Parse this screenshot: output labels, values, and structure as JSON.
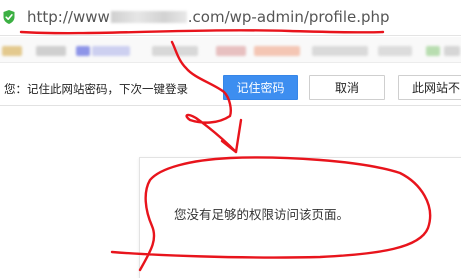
{
  "browser": {
    "url_prefix": "http://www",
    "url_suffix": ".com/wp-admin/profile.php",
    "shield_icon": "shield-check-icon",
    "shield_color": "#3cb043"
  },
  "infobar": {
    "prompt": "您：记住此网站密码，下次一键登录",
    "save_label": "记住密码",
    "cancel_label": "取消",
    "never_label": "此网站不"
  },
  "page": {
    "message": "您没有足够的权限访问该页面。"
  },
  "colors": {
    "accent": "#3d8ef0",
    "annotation": "#e8141c"
  }
}
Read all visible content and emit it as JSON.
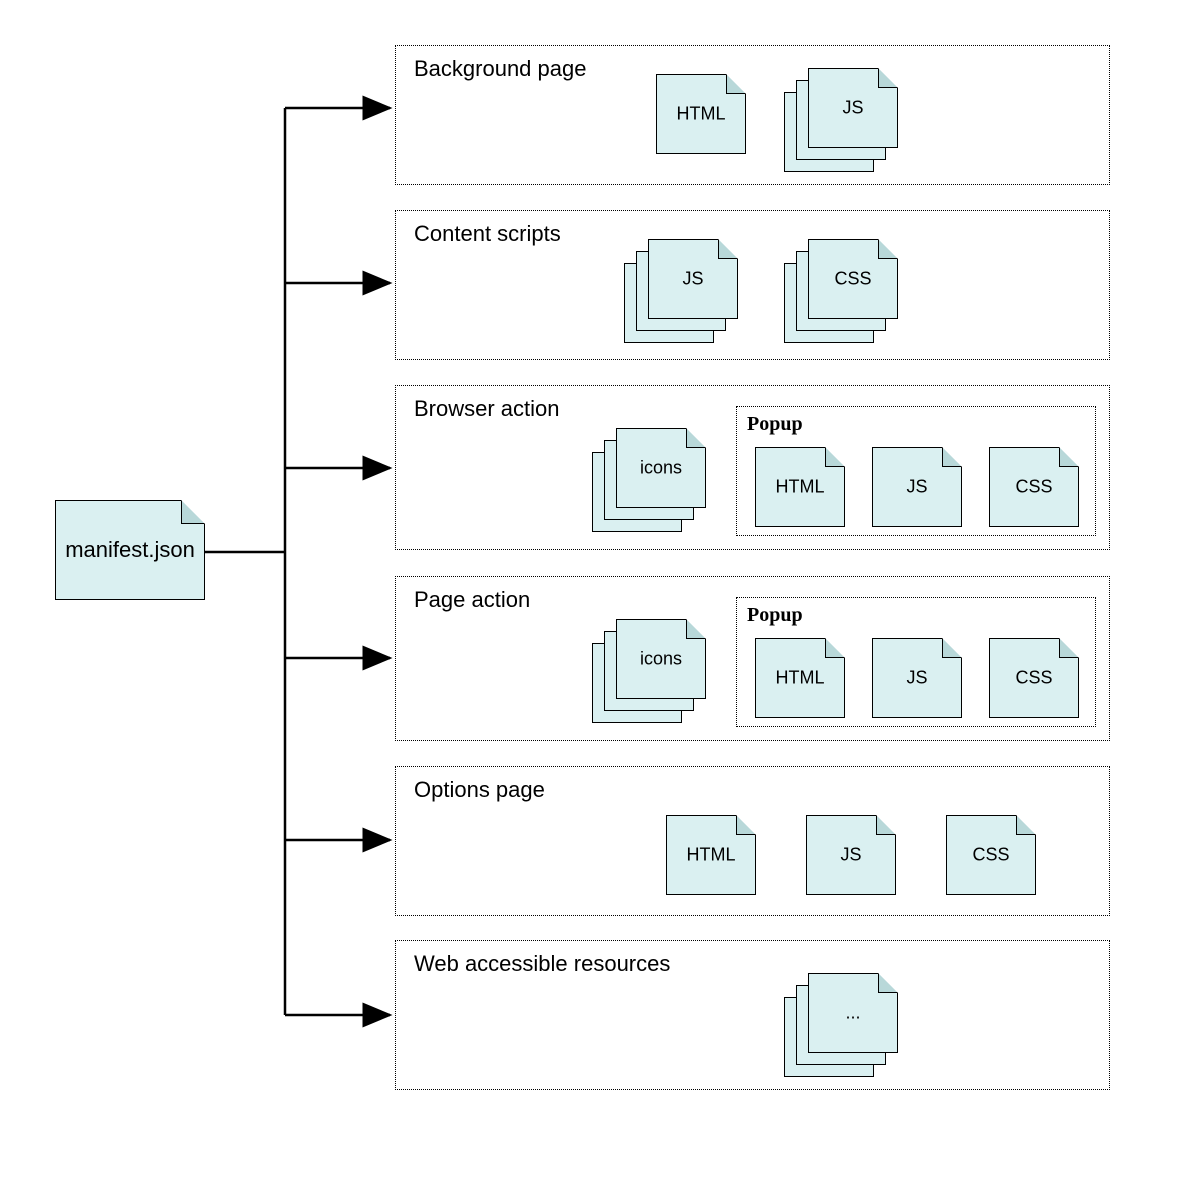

------------

** Objective **
Return the listing above word for word, with the pictures removed.

** Answer for the task **
Parse this screenshot: output labels, values, and structure as JSON.
{
  "browser": {
    "url_prefix": "http://www",
    "url_suffix": ".com/wp-admin/profile.php",
    "shield_icon": "shield-check-icon",
    "shield_color": "#3cb043"
  },
  "infobar": {
    "prompt": "您：记住此网站密码，下次一键登录",
    "save_label": "记住密码",
    "cancel_label": "取消",
    "never_label": "此网站不"
  },
  "page": {
    "message": "您没有足够的权限访问该页面。"
  },
  "colors": {
    "accent": "#3d8ef0",
    "annotation": "#e8141c"
  }
}
Read all visible content and emit it as JSON.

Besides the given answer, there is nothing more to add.